— Exercise aim —
The entries that follow must be given again exactly, with the pictures excluded.
═════ Data provided ═════
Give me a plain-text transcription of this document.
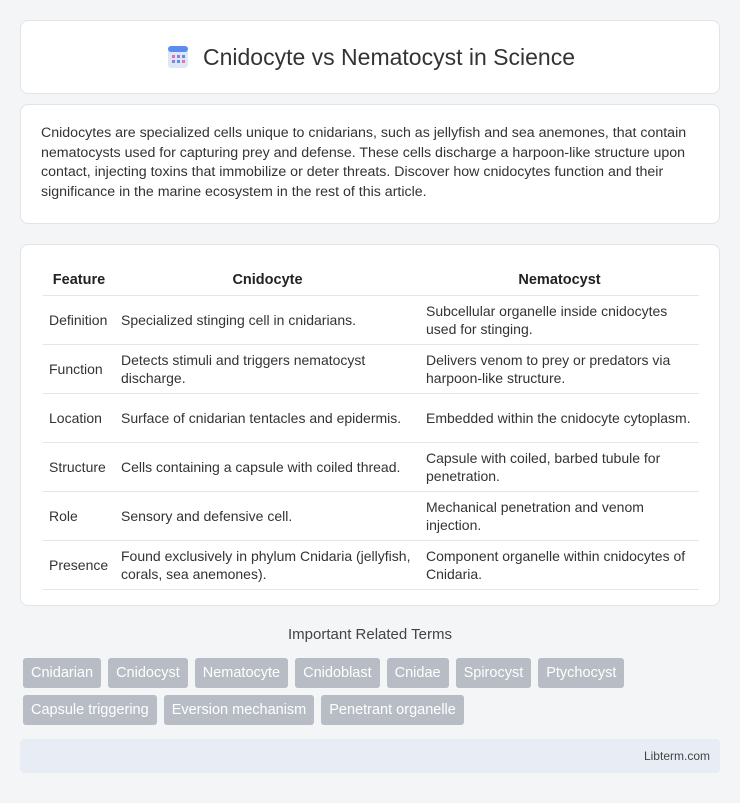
Cnidocyte vs Nematocyst in Science

Cnidocytes are specialized cells unique to cnidarians, such as jellyfish and sea anemones, that contain nematocysts used for capturing prey and defense. These cells discharge a harpoon-like structure upon contact, injecting toxins that immobilize or deter threats. Discover how cnidocytes function and their significance in the marine ecosystem in the rest of this article.

Feature	Cnidocyte	Nematocyst
Definition	Specialized stinging cell in cnidarians.	Subcellular organelle inside cnidocytes used for stinging.
Function	Detects stimuli and triggers nematocyst discharge.	Delivers venom to prey or predators via harpoon-like structure.
Location	Surface of cnidarian tentacles and epidermis.	Embedded within the cnidocyte cytoplasm.
Structure	Cells containing a capsule with coiled thread.	Capsule with coiled, barbed tubule for penetration.
Role	Sensory and defensive cell.	Mechanical penetration and venom injection.
Presence	Found exclusively in phylum Cnidaria (jellyfish, corals, sea anemones).	Component organelle within cnidocytes of Cnidaria.
Important Related Terms
Cnidarian	Cnidocyst	Nematocyte	Cnidoblast	Cnidae	Spirocyst	Ptychocyst
Capsule triggering	Eversion mechanism	Penetrant organelle
Libterm.com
═════
— Answer to the exercise —
Give me a plain-text transcription of this document.
Cnidocyte vs Nematocyst in Science

Cnidocytes are specialized cells unique to cnidarians, such as jellyfish and sea anemones, that contain nematocysts used for capturing prey and defense. These cells discharge a harpoon-like structure upon contact, injecting toxins that immobilize or deter threats. Discover how cnidocytes function and their significance in the marine ecosystem in the rest of this article.

Feature	Cnidocyte	Nematocyst
Definition	Specialized stinging cell in cnidarians.	Subcellular organelle inside cnidocytes used for stinging.
Function	Detects stimuli and triggers nematocyst discharge.	Delivers venom to prey or predators via harpoon-like structure.
Location	Surface of cnidarian tentacles and epidermis.	Embedded within the cnidocyte cytoplasm.
Structure	Cells containing a capsule with coiled thread.	Capsule with coiled, barbed tubule for penetration.
Role	Sensory and defensive cell.	Mechanical penetration and venom injection.
Presence	Found exclusively in phylum Cnidaria (jellyfish, corals, sea anemones).	Component organelle within cnidocytes of Cnidaria.
Important Related Terms
Cnidarian	Cnidocyst	Nematocyte	Cnidoblast	Cnidae	Spirocyst	Ptychocyst
Capsule triggering	Eversion mechanism	Penetrant organelle
Libterm.com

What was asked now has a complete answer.